Short exercise: Copy the entries below exactly. Images do not belong in the copy.

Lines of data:

-*-*-

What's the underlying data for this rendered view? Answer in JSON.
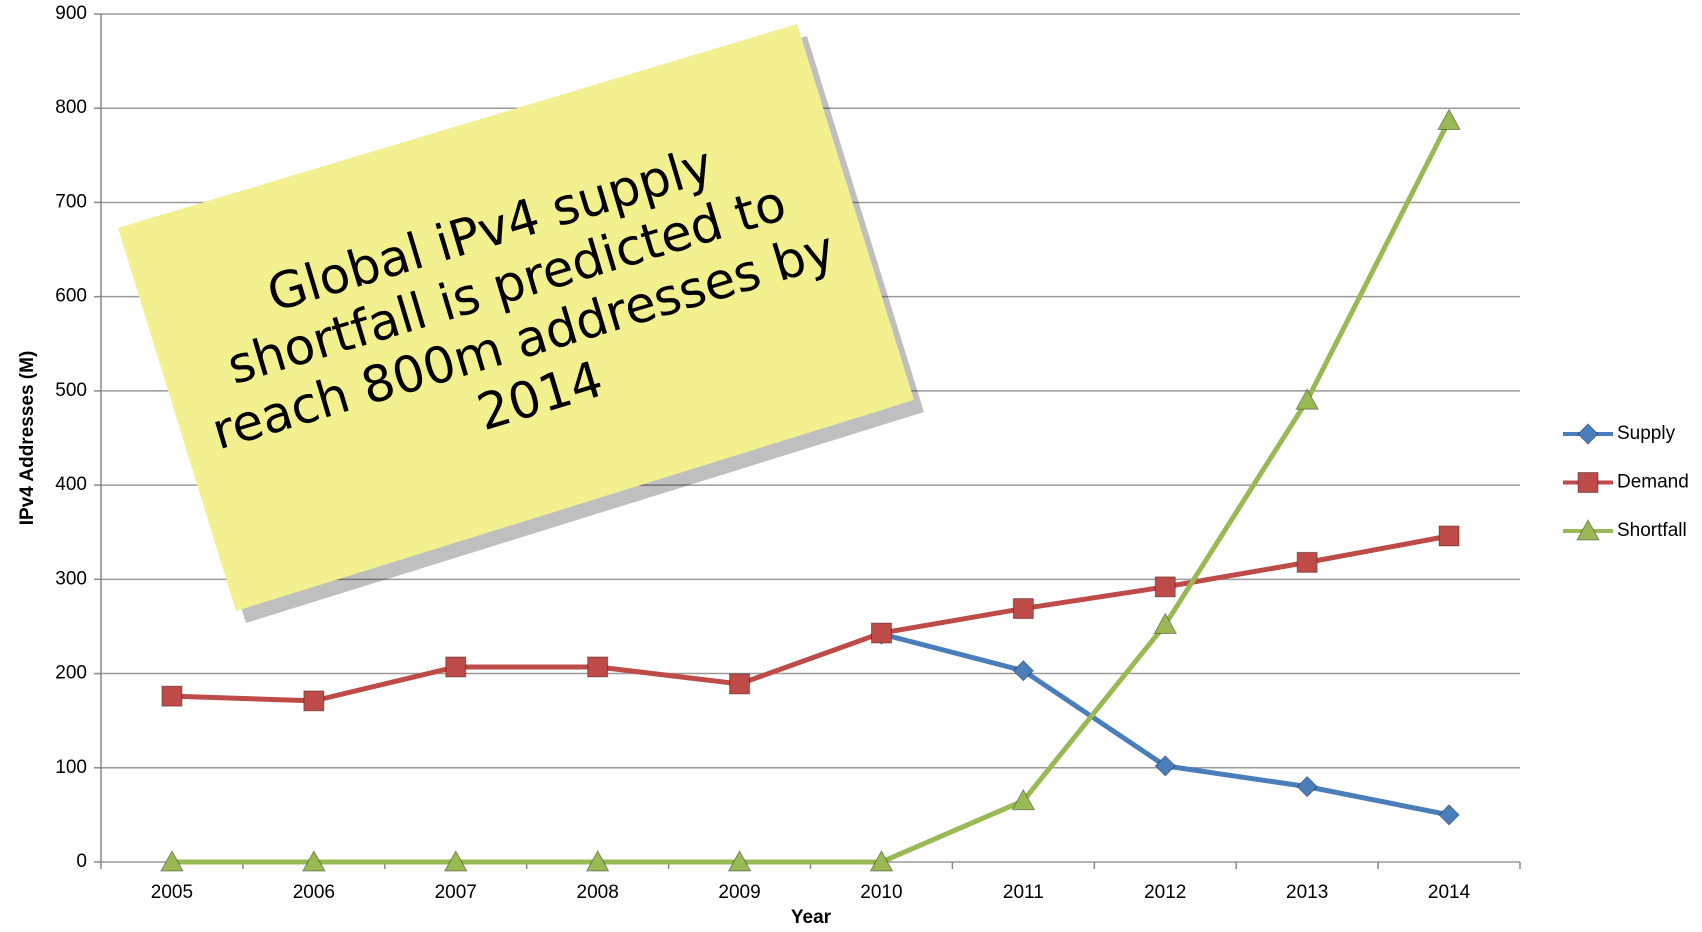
{
  "chart_data": {
    "type": "line",
    "categories": [
      "2005",
      "2006",
      "2007",
      "2008",
      "2009",
      "2010",
      "2011",
      "2012",
      "2013",
      "2014"
    ],
    "series": [
      {
        "name": "Supply",
        "color": "#4a7ebb",
        "values": [
          null,
          null,
          null,
          null,
          null,
          242,
          203,
          102,
          80,
          50
        ]
      },
      {
        "name": "Demand",
        "color": "#be4b48",
        "values": [
          176,
          171,
          207,
          207,
          189,
          243,
          269,
          292,
          318,
          346
        ]
      },
      {
        "name": "Shortfall",
        "color": "#98b954",
        "values": [
          0,
          0,
          0,
          0,
          0,
          0,
          65,
          252,
          490,
          787
        ]
      }
    ],
    "ylim": [
      0,
      900
    ],
    "yticks": [
      0,
      100,
      200,
      300,
      400,
      500,
      600,
      700,
      800,
      900
    ],
    "ylabel": "IPv4 Addresses (M)",
    "xlabel": "Year",
    "grid": true,
    "legend": "right",
    "annotation": [
      "Global iPv4 supply",
      "shortfall is predicted to",
      "reach 800m addresses by",
      "2014"
    ]
  }
}
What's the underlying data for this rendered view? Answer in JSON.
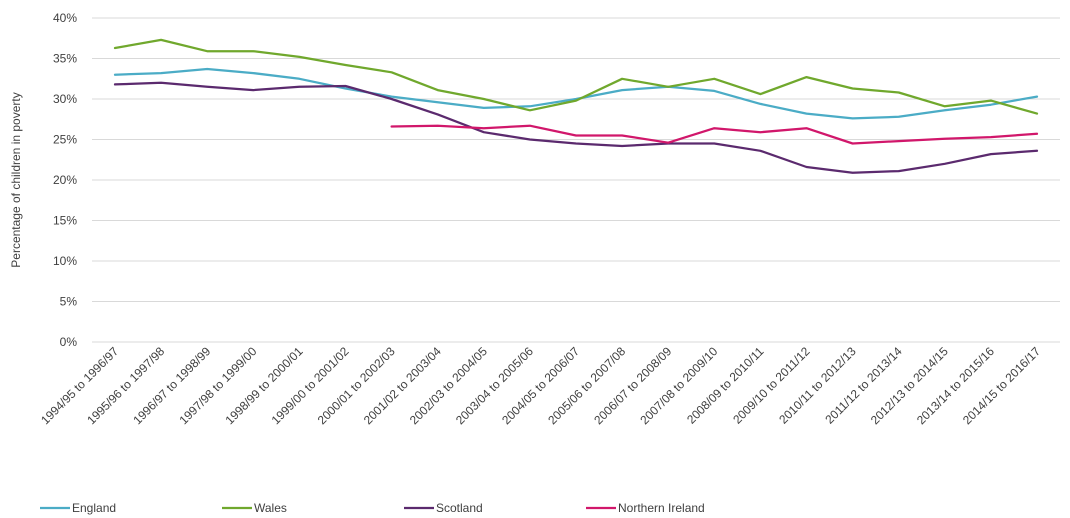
{
  "chart_data": {
    "type": "line",
    "title": "",
    "xlabel": "",
    "ylabel": "Percentage of children in poverty",
    "ylim": [
      0,
      40
    ],
    "y_ticks": [
      "0%",
      "5%",
      "10%",
      "15%",
      "20%",
      "25%",
      "30%",
      "35%",
      "40%"
    ],
    "grid": "horizontal",
    "legend_position": "bottom",
    "categories": [
      "1994/95 to 1996/97",
      "1995/96 to 1997/98",
      "1996/97 to 1998/99",
      "1997/98 to 1999/00",
      "1998/99 to 2000/01",
      "1999/00 to 2001/02",
      "2000/01 to 2002/03",
      "2001/02 to 2003/04",
      "2002/03 to 2004/05",
      "2003/04 to 2005/06",
      "2004/05 to 2006/07",
      "2005/06 to 2007/08",
      "2006/07 to 2008/09",
      "2007/08 to 2009/10",
      "2008/09 to 2010/11",
      "2009/10 to 2011/12",
      "2010/11 to 2012/13",
      "2011/12 to 2013/14",
      "2012/13 to 2014/15",
      "2013/14 to 2015/16",
      "2014/15 to 2016/17"
    ],
    "series": [
      {
        "name": "England",
        "color": "#4bacc6",
        "values": [
          33.0,
          33.2,
          33.7,
          33.2,
          32.5,
          31.3,
          30.3,
          29.6,
          28.9,
          29.1,
          30.0,
          31.1,
          31.5,
          31.0,
          29.4,
          28.2,
          27.6,
          27.8,
          28.6,
          29.3,
          30.3
        ]
      },
      {
        "name": "Wales",
        "color": "#70a82d",
        "values": [
          36.3,
          37.3,
          35.9,
          35.9,
          35.2,
          34.2,
          33.3,
          31.1,
          30.0,
          28.6,
          29.8,
          32.5,
          31.5,
          32.5,
          30.6,
          32.7,
          31.3,
          30.8,
          29.1,
          29.8,
          28.2
        ]
      },
      {
        "name": "Scotland",
        "color": "#5b2a6e",
        "values": [
          31.8,
          32.0,
          31.5,
          31.1,
          31.5,
          31.6,
          30.0,
          28.1,
          25.9,
          25.0,
          24.5,
          24.2,
          24.5,
          24.5,
          23.6,
          21.6,
          20.9,
          21.1,
          22.0,
          23.2,
          23.6
        ]
      },
      {
        "name": "Northern Ireland",
        "color": "#d1176b",
        "values": [
          null,
          null,
          null,
          null,
          null,
          null,
          26.6,
          26.7,
          26.4,
          26.7,
          25.5,
          25.5,
          24.6,
          26.4,
          25.9,
          26.4,
          24.5,
          24.8,
          25.1,
          25.3,
          25.7
        ]
      }
    ]
  }
}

-*-*-

Complete output:
What's the underlying data for this rendered view? Answer in JSON.
{
  "chart_data": {
    "type": "line",
    "categories": [
      "2005",
      "2006",
      "2007",
      "2008",
      "2009",
      "2010",
      "2011",
      "2012",
      "2013",
      "2014"
    ],
    "series": [
      {
        "name": "Supply",
        "color": "#4a7ebb",
        "values": [
          null,
          null,
          null,
          null,
          null,
          242,
          203,
          102,
          80,
          50
        ]
      },
      {
        "name": "Demand",
        "color": "#be4b48",
        "values": [
          176,
          171,
          207,
          207,
          189,
          243,
          269,
          292,
          318,
          346
        ]
      },
      {
        "name": "Shortfall",
        "color": "#98b954",
        "values": [
          0,
          0,
          0,
          0,
          0,
          0,
          65,
          252,
          490,
          787
        ]
      }
    ],
    "ylim": [
      0,
      900
    ],
    "yticks": [
      0,
      100,
      200,
      300,
      400,
      500,
      600,
      700,
      800,
      900
    ],
    "ylabel": "IPv4 Addresses (M)",
    "xlabel": "Year",
    "grid": true,
    "legend": "right",
    "annotation": [
      "Global iPv4 supply",
      "shortfall is predicted to",
      "reach 800m addresses by",
      "2014"
    ]
  }
}
What's the underlying data for this rendered view? Answer in JSON.
{
  "chart_data": {
    "type": "line",
    "title": "",
    "xlabel": "",
    "ylabel": "Percentage of children in poverty",
    "ylim": [
      0,
      40
    ],
    "y_ticks": [
      "0%",
      "5%",
      "10%",
      "15%",
      "20%",
      "25%",
      "30%",
      "35%",
      "40%"
    ],
    "grid": "horizontal",
    "legend_position": "bottom",
    "categories": [
      "1994/95 to 1996/97",
      "1995/96 to 1997/98",
      "1996/97 to 1998/99",
      "1997/98 to 1999/00",
      "1998/99 to 2000/01",
      "1999/00 to 2001/02",
      "2000/01 to 2002/03",
      "2001/02 to 2003/04",
      "2002/03 to 2004/05",
      "2003/04 to 2005/06",
      "2004/05 to 2006/07",
      "2005/06 to 2007/08",
      "2006/07 to 2008/09",
      "2007/08 to 2009/10",
      "2008/09 to 2010/11",
      "2009/10 to 2011/12",
      "2010/11 to 2012/13",
      "2011/12 to 2013/14",
      "2012/13 to 2014/15",
      "2013/14 to 2015/16",
      "2014/15 to 2016/17"
    ],
    "series": [
      {
        "name": "England",
        "color": "#4bacc6",
        "values": [
          33.0,
          33.2,
          33.7,
          33.2,
          32.5,
          31.3,
          30.3,
          29.6,
          28.9,
          29.1,
          30.0,
          31.1,
          31.5,
          31.0,
          29.4,
          28.2,
          27.6,
          27.8,
          28.6,
          29.3,
          30.3
        ]
      },
      {
        "name": "Wales",
        "color": "#70a82d",
        "values": [
          36.3,
          37.3,
          35.9,
          35.9,
          35.2,
          34.2,
          33.3,
          31.1,
          30.0,
          28.6,
          29.8,
          32.5,
          31.5,
          32.5,
          30.6,
          32.7,
          31.3,
          30.8,
          29.1,
          29.8,
          28.2
        ]
      },
      {
        "name": "Scotland",
        "color": "#5b2a6e",
        "values": [
          31.8,
          32.0,
          31.5,
          31.1,
          31.5,
          31.6,
          30.0,
          28.1,
          25.9,
          25.0,
          24.5,
          24.2,
          24.5,
          24.5,
          23.6,
          21.6,
          20.9,
          21.1,
          22.0,
          23.2,
          23.6
        ]
      },
      {
        "name": "Northern Ireland",
        "color": "#d1176b",
        "values": [
          null,
          null,
          null,
          null,
          null,
          null,
          26.6,
          26.7,
          26.4,
          26.7,
          25.5,
          25.5,
          24.6,
          26.4,
          25.9,
          26.4,
          24.5,
          24.8,
          25.1,
          25.3,
          25.7
        ]
      }
    ]
  }
}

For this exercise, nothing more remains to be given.